[START OF DATA TO PROCESS]

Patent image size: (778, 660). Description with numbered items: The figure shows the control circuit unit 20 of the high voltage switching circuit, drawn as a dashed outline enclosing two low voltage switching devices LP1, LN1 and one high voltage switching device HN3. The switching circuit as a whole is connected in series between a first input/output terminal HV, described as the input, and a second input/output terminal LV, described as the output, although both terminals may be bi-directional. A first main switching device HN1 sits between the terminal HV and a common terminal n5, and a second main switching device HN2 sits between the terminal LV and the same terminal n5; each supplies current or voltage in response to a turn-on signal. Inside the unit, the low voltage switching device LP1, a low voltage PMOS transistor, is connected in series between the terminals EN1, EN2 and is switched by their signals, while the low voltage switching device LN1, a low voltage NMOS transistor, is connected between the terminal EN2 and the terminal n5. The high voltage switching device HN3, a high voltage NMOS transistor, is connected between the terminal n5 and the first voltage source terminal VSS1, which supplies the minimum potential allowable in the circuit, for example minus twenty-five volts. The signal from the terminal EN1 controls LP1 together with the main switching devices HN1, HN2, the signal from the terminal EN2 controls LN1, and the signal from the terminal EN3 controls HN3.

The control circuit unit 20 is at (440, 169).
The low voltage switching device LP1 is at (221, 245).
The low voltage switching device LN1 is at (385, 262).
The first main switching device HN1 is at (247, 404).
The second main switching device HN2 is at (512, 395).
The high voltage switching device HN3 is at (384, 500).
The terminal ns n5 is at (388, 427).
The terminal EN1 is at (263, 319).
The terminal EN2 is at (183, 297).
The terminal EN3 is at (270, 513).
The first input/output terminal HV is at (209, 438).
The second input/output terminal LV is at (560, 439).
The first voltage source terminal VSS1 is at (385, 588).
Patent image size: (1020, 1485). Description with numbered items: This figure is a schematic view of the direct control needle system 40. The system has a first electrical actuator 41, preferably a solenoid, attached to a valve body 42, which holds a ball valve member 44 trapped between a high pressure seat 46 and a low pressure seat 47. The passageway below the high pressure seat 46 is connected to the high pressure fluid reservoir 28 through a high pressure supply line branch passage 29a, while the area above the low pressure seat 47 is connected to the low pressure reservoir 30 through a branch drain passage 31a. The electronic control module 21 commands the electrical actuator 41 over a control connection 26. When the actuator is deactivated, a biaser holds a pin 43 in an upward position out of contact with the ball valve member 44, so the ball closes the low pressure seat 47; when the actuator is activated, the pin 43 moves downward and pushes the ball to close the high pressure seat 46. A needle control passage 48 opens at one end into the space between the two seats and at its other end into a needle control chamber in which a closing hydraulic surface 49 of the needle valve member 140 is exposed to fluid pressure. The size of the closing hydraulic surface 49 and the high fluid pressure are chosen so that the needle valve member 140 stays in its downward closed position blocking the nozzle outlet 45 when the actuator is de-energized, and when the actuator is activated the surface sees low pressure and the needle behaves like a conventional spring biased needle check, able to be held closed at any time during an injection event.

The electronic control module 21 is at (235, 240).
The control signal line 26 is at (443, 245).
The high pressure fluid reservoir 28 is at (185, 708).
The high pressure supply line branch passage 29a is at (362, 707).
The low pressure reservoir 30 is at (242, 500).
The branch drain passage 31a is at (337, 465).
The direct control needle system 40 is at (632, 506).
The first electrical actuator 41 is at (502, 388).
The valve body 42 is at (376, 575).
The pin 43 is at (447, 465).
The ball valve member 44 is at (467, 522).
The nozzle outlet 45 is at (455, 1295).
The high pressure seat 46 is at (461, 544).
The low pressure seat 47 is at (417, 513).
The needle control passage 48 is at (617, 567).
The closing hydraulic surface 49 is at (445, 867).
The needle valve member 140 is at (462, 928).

[END OF DATA TO PROCESS]

Change "dashed" to "broken" in the rows starting at the first row and ending at the row that contains "The first voltage source terminal VSS1 is", and give those rows again with everything else unchanged.

EXPECTED ANSWER
Patent image size: (778, 660). Description with numbered items: The figure shows the control circuit unit 20 of the high voltage switching circuit, drawn as a broken outline enclosing two low voltage switching devices LP1, LN1 and one high voltage switching device HN3. The switching circuit as a whole is connected in series between a first input/output terminal HV, described as the input, and a second input/output terminal LV, described as the output, although both terminals may be bi-directional. A first main switching device HN1 sits between the terminal HV and a common terminal n5, and a second main switching device HN2 sits between the terminal LV and the same terminal n5; each supplies current or voltage in response to a turn-on signal. Inside the unit, the low voltage switching device LP1, a low voltage PMOS transistor, is connected in series between the terminals EN1, EN2 and is switched by their signals, while the low voltage switching device LN1, a low voltage NMOS transistor, is connected between the terminal EN2 and the terminal n5. The high voltage switching device HN3, a high voltage NMOS transistor, is connected between the terminal n5 and the first voltage source terminal VSS1, which supplies the minimum potential allowable in the circuit, for example minus twenty-five volts. The signal from the terminal EN1 controls LP1 together with the main switching devices HN1, HN2, the signal from the terminal EN2 controls LN1, and the signal from the terminal EN3 controls HN3.

The control circuit unit 20 is at (440, 169).
The low voltage switching device LP1 is at (221, 245).
The low voltage switching device LN1 is at (385, 262).
The first main switching device HN1 is at (247, 404).
The second main switching device HN2 is at (512, 395).
The high voltage switching device HN3 is at (384, 500).
The terminal ns n5 is at (388, 427).
The terminal EN1 is at (263, 319).
The terminal EN2 is at (183, 297).
The terminal EN3 is at (270, 513).
The first input/output terminal HV is at (209, 438).
The second input/output terminal LV is at (560, 439).
The first voltage source terminal VSS1 is at (385, 588).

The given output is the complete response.